(begin)

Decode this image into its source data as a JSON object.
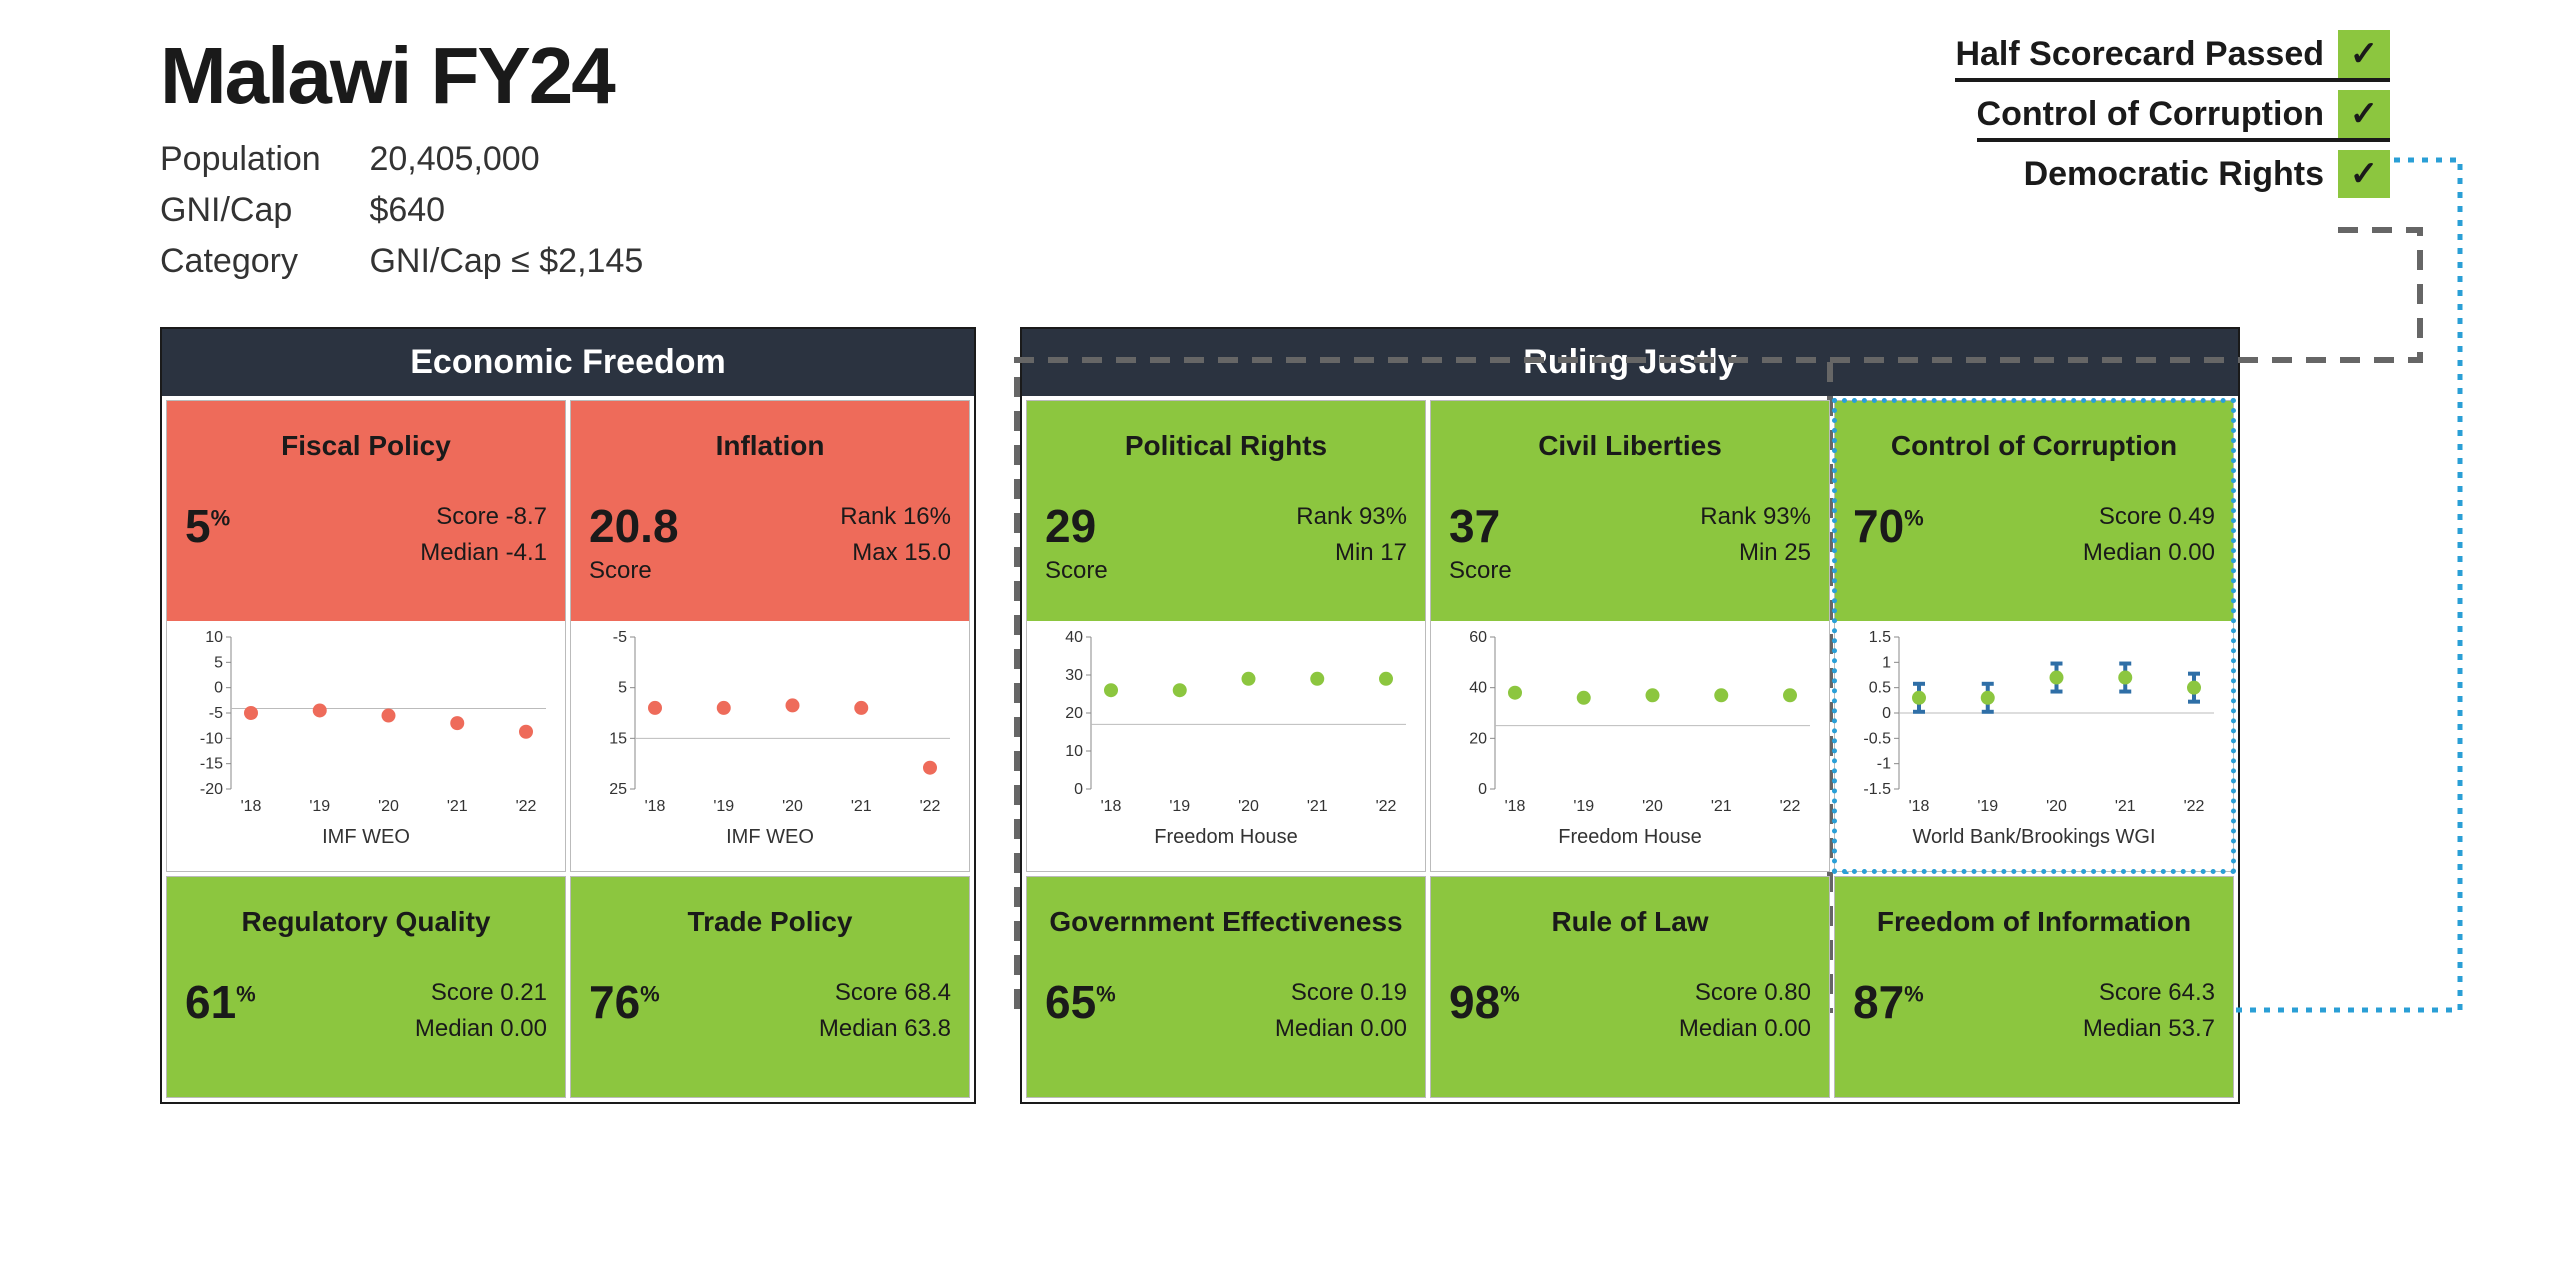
{
  "colors": {
    "pass": "#8cc63f",
    "fail": "#ee6b5a",
    "header_bg": "#2b3340",
    "chart_point_red": "#ee6b5a",
    "chart_point_green": "#8cc63f",
    "chart_point_blue": "#2f6fa7",
    "chart_axis": "#888",
    "chart_grid": "#bbb",
    "dash_grey": "#666",
    "dash_blue": "#2a9fd6"
  },
  "header": {
    "title": "Malawi FY24",
    "population_label": "Population",
    "population_value": "20,405,000",
    "gni_label": "GNI/Cap",
    "gni_value": "$640",
    "category_label": "Category",
    "category_value": "GNI/Cap  ≤  $2,145"
  },
  "checks": [
    {
      "label": "Half Scorecard Passed",
      "pass": true,
      "underline": true
    },
    {
      "label": "Control of Corruption",
      "pass": true,
      "underline": true
    },
    {
      "label": "Democratic Rights",
      "pass": true,
      "underline": false
    }
  ],
  "sections": [
    {
      "title": "Economic Freedom",
      "grid_class": "econ",
      "cards": [
        {
          "title": "Fiscal Policy",
          "status": "fail",
          "main_value": "5",
          "main_unit": "%",
          "main_caption": "",
          "stat1_label": "Score",
          "stat1_value": "-8.7",
          "stat2_label": "Median",
          "stat2_value": "-4.1",
          "chart": {
            "x_labels": [
              "'18",
              "'19",
              "'20",
              "'21",
              "'22"
            ],
            "y_ticks": [
              10,
              5,
              0,
              -5,
              -10,
              -15,
              -20
            ],
            "ymin": -20,
            "ymax": 10,
            "baseline": -4.1,
            "values": [
              -5,
              -4.5,
              -5.5,
              -7,
              -8.7
            ],
            "point_color": "#ee6b5a",
            "source": "IMF WEO"
          }
        },
        {
          "title": "Inflation",
          "status": "fail",
          "main_value": "20.8",
          "main_unit": "",
          "main_caption": "Score",
          "stat1_label": "Rank",
          "stat1_value": "16%",
          "stat2_label": "Max",
          "stat2_value": "15.0",
          "chart": {
            "x_labels": [
              "'18",
              "'19",
              "'20",
              "'21",
              "'22"
            ],
            "y_ticks": [
              -5,
              5,
              15,
              25
            ],
            "ymin": -5,
            "ymax": 25,
            "baseline": 15,
            "inverted": true,
            "values": [
              9,
              9,
              8.5,
              9,
              20.8
            ],
            "point_color": "#ee6b5a",
            "source": "IMF WEO"
          }
        },
        {
          "title": "Regulatory Quality",
          "status": "pass",
          "main_value": "61",
          "main_unit": "%",
          "main_caption": "",
          "stat1_label": "Score",
          "stat1_value": "0.21",
          "stat2_label": "Median",
          "stat2_value": "0.00",
          "no_chart": true
        },
        {
          "title": "Trade Policy",
          "status": "pass",
          "main_value": "76",
          "main_unit": "%",
          "main_caption": "",
          "stat1_label": "Score",
          "stat1_value": "68.4",
          "stat2_label": "Median",
          "stat2_value": "63.8",
          "no_chart": true
        }
      ]
    },
    {
      "title": "Ruling Justly",
      "grid_class": "ruling",
      "cards": [
        {
          "title": "Political Rights",
          "status": "pass",
          "main_value": "29",
          "main_unit": "",
          "main_caption": "Score",
          "stat1_label": "Rank",
          "stat1_value": "93%",
          "stat2_label": "Min",
          "stat2_value": "17",
          "chart": {
            "x_labels": [
              "'18",
              "'19",
              "'20",
              "'21",
              "'22"
            ],
            "y_ticks": [
              40,
              30,
              20,
              10,
              0
            ],
            "ymin": 0,
            "ymax": 40,
            "baseline": 17,
            "values": [
              26,
              26,
              29,
              29,
              29
            ],
            "point_color": "#8cc63f",
            "source": "Freedom House"
          }
        },
        {
          "title": "Civil Liberties",
          "status": "pass",
          "main_value": "37",
          "main_unit": "",
          "main_caption": "Score",
          "stat1_label": "Rank",
          "stat1_value": "93%",
          "stat2_label": "Min",
          "stat2_value": "25",
          "chart": {
            "x_labels": [
              "'18",
              "'19",
              "'20",
              "'21",
              "'22"
            ],
            "y_ticks": [
              60,
              40,
              20,
              0
            ],
            "ymin": 0,
            "ymax": 60,
            "baseline": 25,
            "values": [
              38,
              36,
              37,
              37,
              37
            ],
            "point_color": "#8cc63f",
            "source": "Freedom House"
          }
        },
        {
          "title": "Control of Corruption",
          "status": "pass",
          "main_value": "70",
          "main_unit": "%",
          "main_caption": "",
          "stat1_label": "Score",
          "stat1_value": "0.49",
          "stat2_label": "Median",
          "stat2_value": "0.00",
          "blue_outline": true,
          "chart": {
            "x_labels": [
              "'18",
              "'19",
              "'20",
              "'21",
              "'22"
            ],
            "y_ticks": [
              1.5,
              1,
              0.5,
              0,
              -0.5,
              -1,
              -1.5
            ],
            "ymin": -1.5,
            "ymax": 1.5,
            "baseline": 0,
            "values": [
              0.3,
              0.3,
              0.7,
              0.7,
              0.5
            ],
            "point_color": "#8cc63f",
            "error_color": "#2f6fa7",
            "source": "World Bank/Brookings WGI"
          }
        },
        {
          "title": "Government Effectiveness",
          "status": "pass",
          "main_value": "65",
          "main_unit": "%",
          "main_caption": "",
          "stat1_label": "Score",
          "stat1_value": "0.19",
          "stat2_label": "Median",
          "stat2_value": "0.00",
          "no_chart": true
        },
        {
          "title": "Rule of Law",
          "status": "pass",
          "main_value": "98",
          "main_unit": "%",
          "main_caption": "",
          "stat1_label": "Score",
          "stat1_value": "0.80",
          "stat2_label": "Median",
          "stat2_value": "0.00",
          "no_chart": true
        },
        {
          "title": "Freedom of Information",
          "status": "pass",
          "main_value": "87",
          "main_unit": "%",
          "main_caption": "",
          "stat1_label": "Score",
          "stat1_value": "64.3",
          "stat2_label": "Median",
          "stat2_value": "53.7",
          "no_chart": true
        }
      ]
    }
  ]
}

(end)

### YOUR INSTRUCTIONS
Which lines above contain "Control"? Show each of them.

### RESULT
      "label": "Control of Corruption",
          "title": "Control of Corruption",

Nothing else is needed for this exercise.